___ Given records
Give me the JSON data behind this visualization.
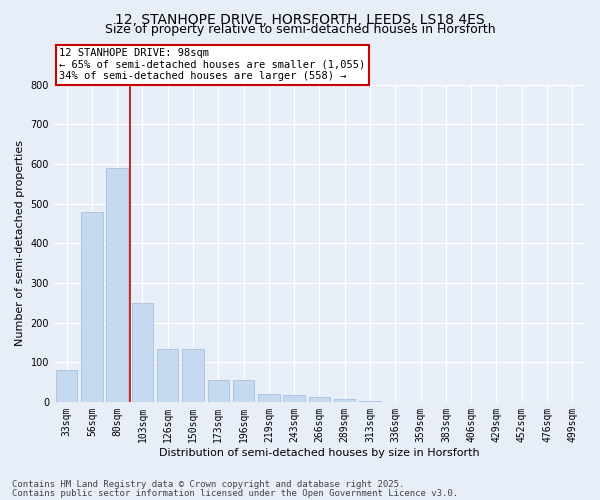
{
  "title_line1": "12, STANHOPE DRIVE, HORSFORTH, LEEDS, LS18 4ES",
  "title_line2": "Size of property relative to semi-detached houses in Horsforth",
  "xlabel": "Distribution of semi-detached houses by size in Horsforth",
  "ylabel": "Number of semi-detached properties",
  "categories": [
    "33sqm",
    "56sqm",
    "80sqm",
    "103sqm",
    "126sqm",
    "150sqm",
    "173sqm",
    "196sqm",
    "219sqm",
    "243sqm",
    "266sqm",
    "289sqm",
    "313sqm",
    "336sqm",
    "359sqm",
    "383sqm",
    "406sqm",
    "429sqm",
    "452sqm",
    "476sqm",
    "499sqm"
  ],
  "values": [
    80,
    478,
    590,
    248,
    133,
    133,
    55,
    55,
    20,
    17,
    12,
    7,
    3,
    0,
    0,
    0,
    0,
    0,
    0,
    0,
    0
  ],
  "bar_color": "#c5d9f0",
  "bar_edge_color": "#a0b8d8",
  "vline_color": "#cc0000",
  "annotation_title": "12 STANHOPE DRIVE: 98sqm",
  "annotation_line2": "← 65% of semi-detached houses are smaller (1,055)",
  "annotation_line3": "34% of semi-detached houses are larger (558) →",
  "annotation_box_color": "#cc0000",
  "ylim": [
    0,
    800
  ],
  "yticks": [
    0,
    100,
    200,
    300,
    400,
    500,
    600,
    700,
    800
  ],
  "footer_line1": "Contains HM Land Registry data © Crown copyright and database right 2025.",
  "footer_line2": "Contains public sector information licensed under the Open Government Licence v3.0.",
  "bg_color": "#e8eef7",
  "plot_bg_color": "#e8eef7",
  "grid_color": "#ffffff",
  "title_fontsize": 10,
  "subtitle_fontsize": 9,
  "axis_label_fontsize": 8,
  "tick_fontsize": 7,
  "annotation_fontsize": 7.5,
  "footer_fontsize": 6.5
}
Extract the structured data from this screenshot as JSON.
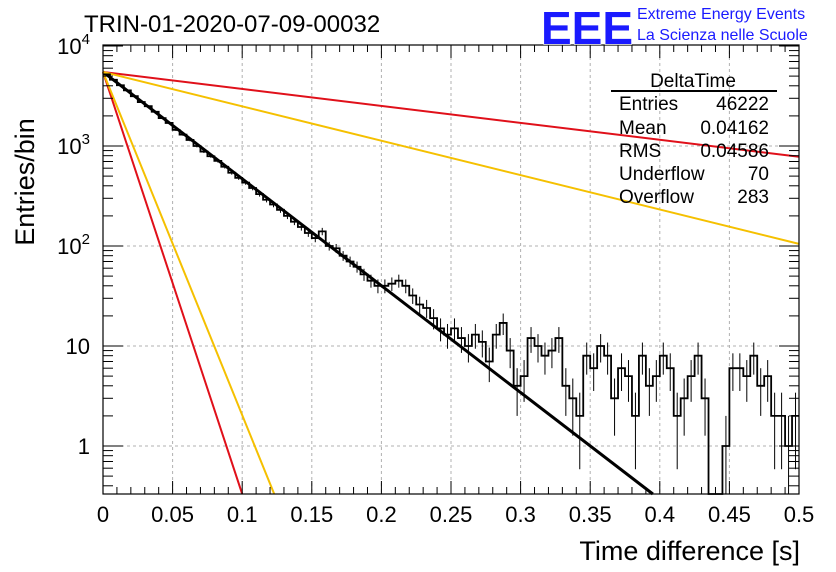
______
• Your task: Strip the images and reproduce the remaining records precisely.

• Response to this exercise:
Give me the JSON data behind this visualization.
{
  "title_line1": "12, STANHOPE DRIVE, HORSFORTH, LEEDS, LS18 4ES",
  "title_line2": "Size of property relative to semi-detached houses in Horsforth",
  "xlabel": "Distribution of semi-detached houses by size in Horsforth",
  "ylabel": "Number of semi-detached properties",
  "categories": [
    "33sqm",
    "56sqm",
    "80sqm",
    "103sqm",
    "126sqm",
    "150sqm",
    "173sqm",
    "196sqm",
    "219sqm",
    "243sqm",
    "266sqm",
    "289sqm",
    "313sqm",
    "336sqm",
    "359sqm",
    "383sqm",
    "406sqm",
    "429sqm",
    "452sqm",
    "476sqm",
    "499sqm"
  ],
  "values": [
    80,
    478,
    590,
    248,
    133,
    133,
    55,
    55,
    20,
    17,
    12,
    7,
    3,
    0,
    0,
    0,
    0,
    0,
    0,
    0,
    0
  ],
  "bar_color": "#c5d9f0",
  "bar_edge_color": "#a0b8d8",
  "vline_color": "#cc0000",
  "annotation_title": "12 STANHOPE DRIVE: 98sqm",
  "annotation_line2": "← 65% of semi-detached houses are smaller (1,055)",
  "annotation_line3": "34% of semi-detached houses are larger (558) →",
  "annotation_box_color": "#cc0000",
  "ylim": [
    0,
    800
  ],
  "yticks": [
    0,
    100,
    200,
    300,
    400,
    500,
    600,
    700,
    800
  ],
  "footer_line1": "Contains HM Land Registry data © Crown copyright and database right 2025.",
  "footer_line2": "Contains public sector information licensed under the Open Government Licence v3.0.",
  "bg_color": "#e8eef7",
  "plot_bg_color": "#e8eef7",
  "grid_color": "#ffffff",
  "title_fontsize": 10,
  "subtitle_fontsize": 9,
  "axis_label_fontsize": 8,
  "tick_fontsize": 7,
  "annotation_fontsize": 7.5,
  "footer_fontsize": 6.5
}
Extract the structured data from this screenshot as JSON.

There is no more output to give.